What is asked: Every entry needs to be printed exactly, please.

Task material:
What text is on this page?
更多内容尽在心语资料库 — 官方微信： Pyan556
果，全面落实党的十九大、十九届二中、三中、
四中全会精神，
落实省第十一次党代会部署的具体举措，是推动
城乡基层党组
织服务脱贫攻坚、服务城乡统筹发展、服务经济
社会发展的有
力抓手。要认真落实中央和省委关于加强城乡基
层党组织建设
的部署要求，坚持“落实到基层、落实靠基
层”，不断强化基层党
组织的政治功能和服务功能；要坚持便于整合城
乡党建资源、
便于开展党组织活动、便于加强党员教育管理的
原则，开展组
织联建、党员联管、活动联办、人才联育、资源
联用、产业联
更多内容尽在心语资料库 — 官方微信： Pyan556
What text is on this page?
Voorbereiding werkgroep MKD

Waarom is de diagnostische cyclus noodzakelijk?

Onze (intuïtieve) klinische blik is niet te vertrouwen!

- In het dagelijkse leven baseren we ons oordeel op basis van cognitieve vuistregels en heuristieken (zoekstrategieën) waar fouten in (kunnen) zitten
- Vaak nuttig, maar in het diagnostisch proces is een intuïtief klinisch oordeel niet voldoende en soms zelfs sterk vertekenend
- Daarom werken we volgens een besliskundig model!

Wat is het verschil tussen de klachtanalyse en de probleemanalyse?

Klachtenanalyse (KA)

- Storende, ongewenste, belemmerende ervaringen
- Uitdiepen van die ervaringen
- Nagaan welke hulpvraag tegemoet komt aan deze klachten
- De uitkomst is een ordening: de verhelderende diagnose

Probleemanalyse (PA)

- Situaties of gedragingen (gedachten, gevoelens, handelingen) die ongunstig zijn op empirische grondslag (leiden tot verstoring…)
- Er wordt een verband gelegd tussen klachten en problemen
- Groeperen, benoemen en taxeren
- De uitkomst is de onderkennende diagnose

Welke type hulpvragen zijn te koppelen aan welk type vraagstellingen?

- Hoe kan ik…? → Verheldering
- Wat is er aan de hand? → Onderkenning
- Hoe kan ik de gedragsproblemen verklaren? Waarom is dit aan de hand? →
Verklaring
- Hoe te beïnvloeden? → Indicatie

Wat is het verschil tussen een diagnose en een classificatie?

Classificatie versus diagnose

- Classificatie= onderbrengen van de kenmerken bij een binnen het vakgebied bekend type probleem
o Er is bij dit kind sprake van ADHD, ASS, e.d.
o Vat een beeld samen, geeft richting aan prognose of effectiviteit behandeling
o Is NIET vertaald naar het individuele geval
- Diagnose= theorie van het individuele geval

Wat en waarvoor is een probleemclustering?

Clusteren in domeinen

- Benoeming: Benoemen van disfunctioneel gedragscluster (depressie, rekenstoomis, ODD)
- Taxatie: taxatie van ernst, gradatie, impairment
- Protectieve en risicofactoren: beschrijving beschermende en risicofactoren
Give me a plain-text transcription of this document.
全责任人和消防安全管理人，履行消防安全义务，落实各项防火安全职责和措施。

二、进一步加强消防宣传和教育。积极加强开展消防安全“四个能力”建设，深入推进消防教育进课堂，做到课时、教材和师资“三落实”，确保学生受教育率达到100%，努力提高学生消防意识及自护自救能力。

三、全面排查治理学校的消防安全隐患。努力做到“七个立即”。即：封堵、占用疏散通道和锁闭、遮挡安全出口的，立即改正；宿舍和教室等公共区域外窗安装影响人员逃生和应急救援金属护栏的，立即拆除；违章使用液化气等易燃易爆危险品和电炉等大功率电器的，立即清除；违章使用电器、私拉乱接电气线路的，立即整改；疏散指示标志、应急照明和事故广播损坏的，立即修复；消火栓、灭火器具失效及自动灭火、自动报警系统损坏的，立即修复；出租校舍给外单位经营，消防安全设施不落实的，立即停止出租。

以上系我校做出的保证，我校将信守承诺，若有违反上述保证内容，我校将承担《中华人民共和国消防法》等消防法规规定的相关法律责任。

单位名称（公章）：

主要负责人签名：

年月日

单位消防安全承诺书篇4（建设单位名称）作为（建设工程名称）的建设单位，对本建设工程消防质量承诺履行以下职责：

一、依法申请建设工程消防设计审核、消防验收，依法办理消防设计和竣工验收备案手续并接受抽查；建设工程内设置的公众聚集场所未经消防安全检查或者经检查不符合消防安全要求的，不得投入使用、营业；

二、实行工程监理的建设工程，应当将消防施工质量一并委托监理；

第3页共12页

Written solution:
What text is on this page?
更多内容尽在心语资料库 — 官方微信： Pyan556
果，全面落实党的十九大、十九届二中、三中、
四中全会精神，
落实省第十一次党代会部署的具体举措，是推动
城乡基层党组
织服务脱贫攻坚、服务城乡统筹发展、服务经济
社会发展的有
力抓手。要认真落实中央和省委关于加强城乡基
层党组织建设
的部署要求，坚持“落实到基层、落实靠基
层”，不断强化基层党
组织的政治功能和服务功能；要坚持便于整合城
乡党建资源、
便于开展党组织活动、便于加强党员教育管理的
原则，开展组
织联建、党员联管、活动联办、人才联育、资源
联用、产业联
更多内容尽在心语资料库 — 官方微信： Pyan556
What text is on this page?
Voorbereiding werkgroep MKD

Waarom is de diagnostische cyclus noodzakelijk?

Onze (intuïtieve) klinische blik is niet te vertrouwen!

- In het dagelijkse leven baseren we ons oordeel op basis van cognitieve vuistregels en heuristieken (zoekstrategieën) waar fouten in (kunnen) zitten
- Vaak nuttig, maar in het diagnostisch proces is een intuïtief klinisch oordeel niet voldoende en soms zelfs sterk vertekenend
- Daarom werken we volgens een besliskundig model!

Wat is het verschil tussen de klachtanalyse en de probleemanalyse?

Klachtenanalyse (KA)

- Storende, ongewenste, belemmerende ervaringen
- Uitdiepen van die ervaringen
- Nagaan welke hulpvraag tegemoet komt aan deze klachten
- De uitkomst is een ordening: de verhelderende diagnose

Probleemanalyse (PA)

- Situaties of gedragingen (gedachten, gevoelens, handelingen) die ongunstig zijn op empirische grondslag (leiden tot verstoring…)
- Er wordt een verband gelegd tussen klachten en problemen
- Groeperen, benoemen en taxeren
- De uitkomst is de onderkennende diagnose

Welke type hulpvragen zijn te koppelen aan welk type vraagstellingen?

- Hoe kan ik…? → Verheldering
- Wat is er aan de hand? → Onderkenning
- Hoe kan ik de gedragsproblemen verklaren? Waarom is dit aan de hand? →
Verklaring
- Hoe te beïnvloeden? → Indicatie

Wat is het verschil tussen een diagnose en een classificatie?

Classificatie versus diagnose

- Classificatie= onderbrengen van de kenmerken bij een binnen het vakgebied bekend type probleem
o Er is bij dit kind sprake van ADHD, ASS, e.d.
o Vat een beeld samen, geeft richting aan prognose of effectiviteit behandeling
o Is NIET vertaald naar het individuele geval
- Diagnose= theorie van het individuele geval

Wat en waarvoor is een probleemclustering?

Clusteren in domeinen

- Benoeming: Benoemen van disfunctioneel gedragscluster (depressie, rekenstoomis, ODD)
- Taxatie: taxatie van ernst, gradatie, impairment
- Protectieve en risicofactoren: beschrijving beschermende en risicofactoren
Give me a plain-text transcription of this document.
全责任人和消防安全管理人，履行消防安全义务，落实各项防火安全职责和措施。

二、进一步加强消防宣传和教育。积极加强开展消防安全“四个能力”建设，深入推进消防教育进课堂，做到课时、教材和师资“三落实”，确保学生受教育率达到100%，努力提高学生消防意识及自护自救能力。

三、全面排查治理学校的消防安全隐患。努力做到“七个立即”。即：封堵、占用疏散通道和锁闭、遮挡安全出口的，立即改正；宿舍和教室等公共区域外窗安装影响人员逃生和应急救援金属护栏的，立即拆除；违章使用液化气等易燃易爆危险品和电炉等大功率电器的，立即清除；违章使用电器、私拉乱接电气线路的，立即整改；疏散指示标志、应急照明和事故广播损坏的，立即修复；消火栓、灭火器具失效及自动灭火、自动报警系统损坏的，立即修复；出租校舍给外单位经营，消防安全设施不落实的，立即停止出租。

以上系我校做出的保证，我校将信守承诺，若有违反上述保证内容，我校将承担《中华人民共和国消防法》等消防法规规定的相关法律责任。

单位名称（公章）：

主要负责人签名：

年月日

单位消防安全承诺书篇4（建设单位名称）作为（建设工程名称）的建设单位，对本建设工程消防质量承诺履行以下职责：

一、依法申请建设工程消防设计审核、消防验收，依法办理消防设计和竣工验收备案手续并接受抽查；建设工程内设置的公众聚集场所未经消防安全检查或者经检查不符合消防安全要求的，不得投入使用、营业；

二、实行工程监理的建设工程，应当将消防施工质量一并委托监理；

第3页共12页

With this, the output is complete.